» Written problem
Please copy out every one of the lines below word for word, with nothing changed.
>> START Data to process
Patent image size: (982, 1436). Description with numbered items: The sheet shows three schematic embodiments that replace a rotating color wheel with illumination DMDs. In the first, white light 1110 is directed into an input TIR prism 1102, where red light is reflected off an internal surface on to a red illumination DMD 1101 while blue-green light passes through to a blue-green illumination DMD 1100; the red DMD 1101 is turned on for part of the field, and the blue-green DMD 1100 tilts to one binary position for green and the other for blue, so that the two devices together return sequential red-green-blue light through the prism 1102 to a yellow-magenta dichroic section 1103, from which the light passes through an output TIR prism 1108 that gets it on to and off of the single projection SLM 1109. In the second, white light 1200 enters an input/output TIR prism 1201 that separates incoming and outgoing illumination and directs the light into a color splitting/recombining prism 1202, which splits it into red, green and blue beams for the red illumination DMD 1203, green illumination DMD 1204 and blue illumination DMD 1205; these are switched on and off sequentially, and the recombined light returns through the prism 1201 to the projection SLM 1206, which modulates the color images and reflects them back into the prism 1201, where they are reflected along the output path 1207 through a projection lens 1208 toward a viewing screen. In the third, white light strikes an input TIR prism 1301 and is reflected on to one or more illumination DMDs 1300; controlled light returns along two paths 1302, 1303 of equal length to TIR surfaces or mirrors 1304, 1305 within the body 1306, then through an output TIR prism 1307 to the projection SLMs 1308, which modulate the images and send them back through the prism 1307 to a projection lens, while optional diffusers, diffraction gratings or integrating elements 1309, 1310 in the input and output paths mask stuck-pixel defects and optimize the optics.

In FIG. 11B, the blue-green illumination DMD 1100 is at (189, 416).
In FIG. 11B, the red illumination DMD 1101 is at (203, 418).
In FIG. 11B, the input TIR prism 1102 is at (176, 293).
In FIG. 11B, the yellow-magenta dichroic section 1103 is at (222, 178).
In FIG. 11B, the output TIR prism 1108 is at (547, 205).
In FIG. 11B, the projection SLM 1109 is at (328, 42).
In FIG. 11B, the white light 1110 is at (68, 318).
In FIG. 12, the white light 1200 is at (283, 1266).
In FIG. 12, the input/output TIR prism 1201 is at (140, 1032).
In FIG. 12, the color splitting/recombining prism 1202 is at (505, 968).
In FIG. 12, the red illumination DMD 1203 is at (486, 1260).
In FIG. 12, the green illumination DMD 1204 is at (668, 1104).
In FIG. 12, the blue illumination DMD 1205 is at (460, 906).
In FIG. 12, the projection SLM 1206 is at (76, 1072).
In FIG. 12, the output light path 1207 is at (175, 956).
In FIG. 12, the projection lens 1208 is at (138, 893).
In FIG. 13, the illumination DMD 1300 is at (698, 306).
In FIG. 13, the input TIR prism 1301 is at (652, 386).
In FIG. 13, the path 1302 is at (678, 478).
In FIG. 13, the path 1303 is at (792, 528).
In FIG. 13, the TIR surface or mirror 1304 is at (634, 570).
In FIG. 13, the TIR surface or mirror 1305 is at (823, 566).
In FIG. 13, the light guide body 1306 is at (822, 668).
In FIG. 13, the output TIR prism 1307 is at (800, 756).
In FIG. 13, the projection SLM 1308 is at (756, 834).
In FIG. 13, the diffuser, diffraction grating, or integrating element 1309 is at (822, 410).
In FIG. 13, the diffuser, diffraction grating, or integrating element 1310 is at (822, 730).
>> END Data to process
» Exercise output
Patent image size: (982, 1436). Description with numbered items: The sheet shows three schematic embodiments that replace a rotating color wheel with illumination DMDs. In the first, white light 1110 is directed into an input TIR prism 1102, where red light is reflected off an internal surface on to a red illumination DMD 1101 while blue-green light passes through to a blue-green illumination DMD 1100; the red DMD 1101 is turned on for part of the field, and the blue-green DMD 1100 tilts to one binary position for green and the other for blue, so that the two devices together return sequential red-green-blue light through the prism 1102 to a yellow-magenta dichroic section 1103, from which the light passes through an output TIR prism 1108 that gets it on to and off of the single projection SLM 1109. In the second, white light 1200 enters an input/output TIR prism 1201 that separates incoming and outgoing illumination and directs the light into a color splitting/recombining prism 1202, which splits it into red, green and blue beams for the red illumination DMD 1203, green illumination DMD 1204 and blue illumination DMD 1205; these are switched on and off sequentially, and the recombined light returns through the prism 1201 to the projection SLM 1206, which modulates the color images and reflects them back into the prism 1201, where they are reflected along the output path 1207 through a projection lens 1208 toward a viewing screen. In the third, white light strikes an input TIR prism 1301 and is reflected on to one or more illumination DMDs 1300; controlled light returns along two paths 1302, 1303 of equal length to TIR surfaces or mirrors 1304, 1305 within the body 1306, then through an output TIR prism 1307 to the projection SLMs 1308, which modulate the images and send them back through the prism 1307 to a projection lens, while optional diffusers, diffraction gratings or integrating elements 1309, 1310 in the input and output paths mask stuck-pixel defects and optimize the optics.

In FIG. 11B, the blue-green illumination DMD 1100 is at (189, 416).
In FIG. 11B, the red illumination DMD 1101 is at (203, 418).
In FIG. 11B, the input TIR prism 1102 is at (176, 293).
In FIG. 11B, the yellow-magenta dichroic section 1103 is at (222, 178).
In FIG. 11B, the output TIR prism 1108 is at (547, 205).
In FIG. 11B, the projection SLM 1109 is at (328, 42).
In FIG. 11B, the white light 1110 is at (68, 318).
In FIG. 12, the white light 1200 is at (283, 1266).
In FIG. 12, the input/output TIR prism 1201 is at (140, 1032).
In FIG. 12, the color splitting/recombining prism 1202 is at (505, 968).
In FIG. 12, the red illumination DMD 1203 is at (486, 1260).
In FIG. 12, the green illumination DMD 1204 is at (668, 1104).
In FIG. 12, the blue illumination DMD 1205 is at (460, 906).
In FIG. 12, the projection SLM 1206 is at (76, 1072).
In FIG. 12, the output light path 1207 is at (175, 956).
In FIG. 12, the projection lens 1208 is at (138, 893).
In FIG. 13, the illumination DMD 1300 is at (698, 306).
In FIG. 13, the input TIR prism 1301 is at (652, 386).
In FIG. 13, the path 1302 is at (678, 478).
In FIG. 13, the path 1303 is at (792, 528).
In FIG. 13, the TIR surface or mirror 1304 is at (634, 570).
In FIG. 13, the TIR surface or mirror 1305 is at (823, 566).
In FIG. 13, the light guide body 1306 is at (822, 668).
In FIG. 13, the output TIR prism 1307 is at (800, 756).
In FIG. 13, the projection SLM 1308 is at (756, 834).
In FIG. 13, the diffuser, diffraction grating, or integrating element 1309 is at (822, 410).
In FIG. 13, the diffuser, diffraction grating, or integrating element 1310 is at (822, 730).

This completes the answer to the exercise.